[Supplied information]:

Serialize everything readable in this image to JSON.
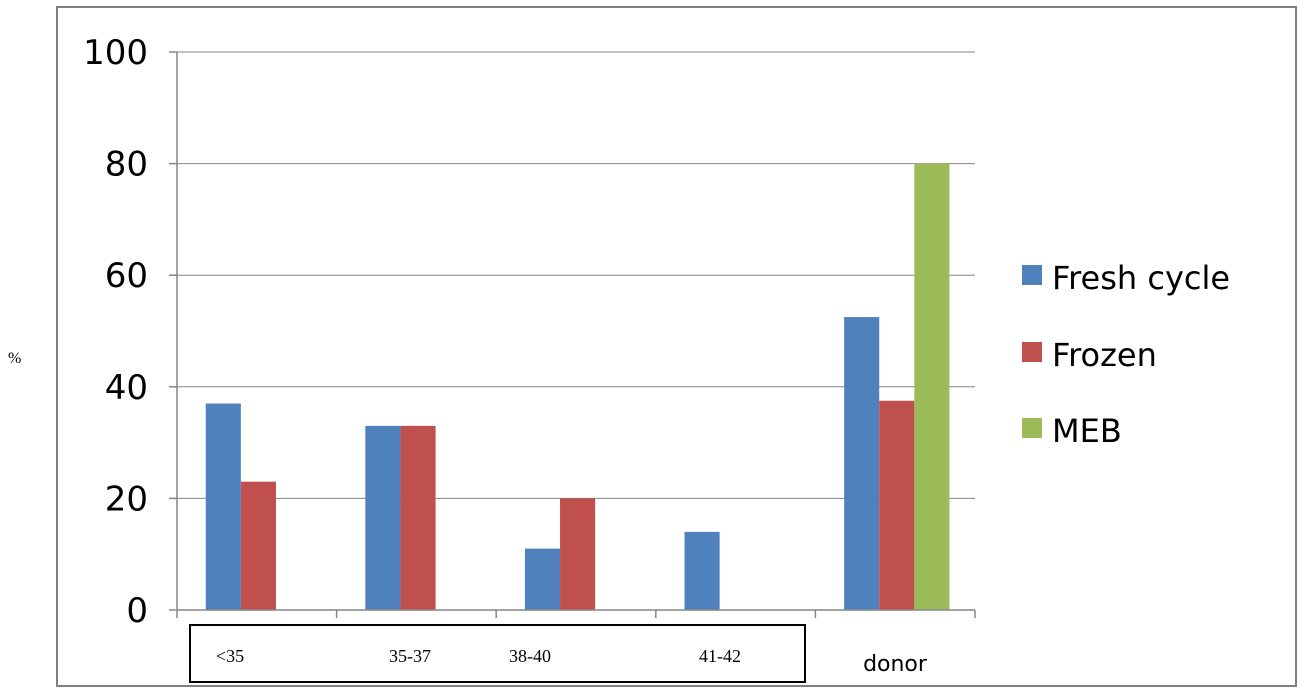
{
  "chart_data": {
    "type": "bar",
    "categories": [
      "<35",
      "35-37",
      "38-40",
      "41-42",
      "donor"
    ],
    "series": [
      {
        "name": "Fresh cycle",
        "color": "#4f81bd",
        "values": [
          37,
          33,
          11,
          14,
          52.5
        ]
      },
      {
        "name": "Frozen",
        "color": "#c0504d",
        "values": [
          23,
          33,
          20,
          null,
          37.5
        ]
      },
      {
        "name": "MEB",
        "color": "#9bbb59",
        "values": [
          null,
          null,
          null,
          null,
          80
        ]
      }
    ],
    "title": "",
    "xlabel": "",
    "ylabel": "%",
    "ylim": [
      0,
      100
    ],
    "yticks": [
      0,
      20,
      40,
      60,
      80,
      100
    ],
    "grid": true,
    "legend_position": "right"
  }
}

[Task instructions]: Transcribe each entry above exactly, apart from the pictures.

[Completed exercise]:
Serialize everything readable in this image to JSON.
{
  "chart_data": {
    "type": "bar",
    "categories": [
      "<35",
      "35-37",
      "38-40",
      "41-42",
      "donor"
    ],
    "series": [
      {
        "name": "Fresh cycle",
        "color": "#4f81bd",
        "values": [
          37,
          33,
          11,
          14,
          52.5
        ]
      },
      {
        "name": "Frozen",
        "color": "#c0504d",
        "values": [
          23,
          33,
          20,
          null,
          37.5
        ]
      },
      {
        "name": "MEB",
        "color": "#9bbb59",
        "values": [
          null,
          null,
          null,
          null,
          80
        ]
      }
    ],
    "title": "",
    "xlabel": "",
    "ylabel": "%",
    "ylim": [
      0,
      100
    ],
    "yticks": [
      0,
      20,
      40,
      60,
      80,
      100
    ],
    "grid": true,
    "legend_position": "right"
  }
}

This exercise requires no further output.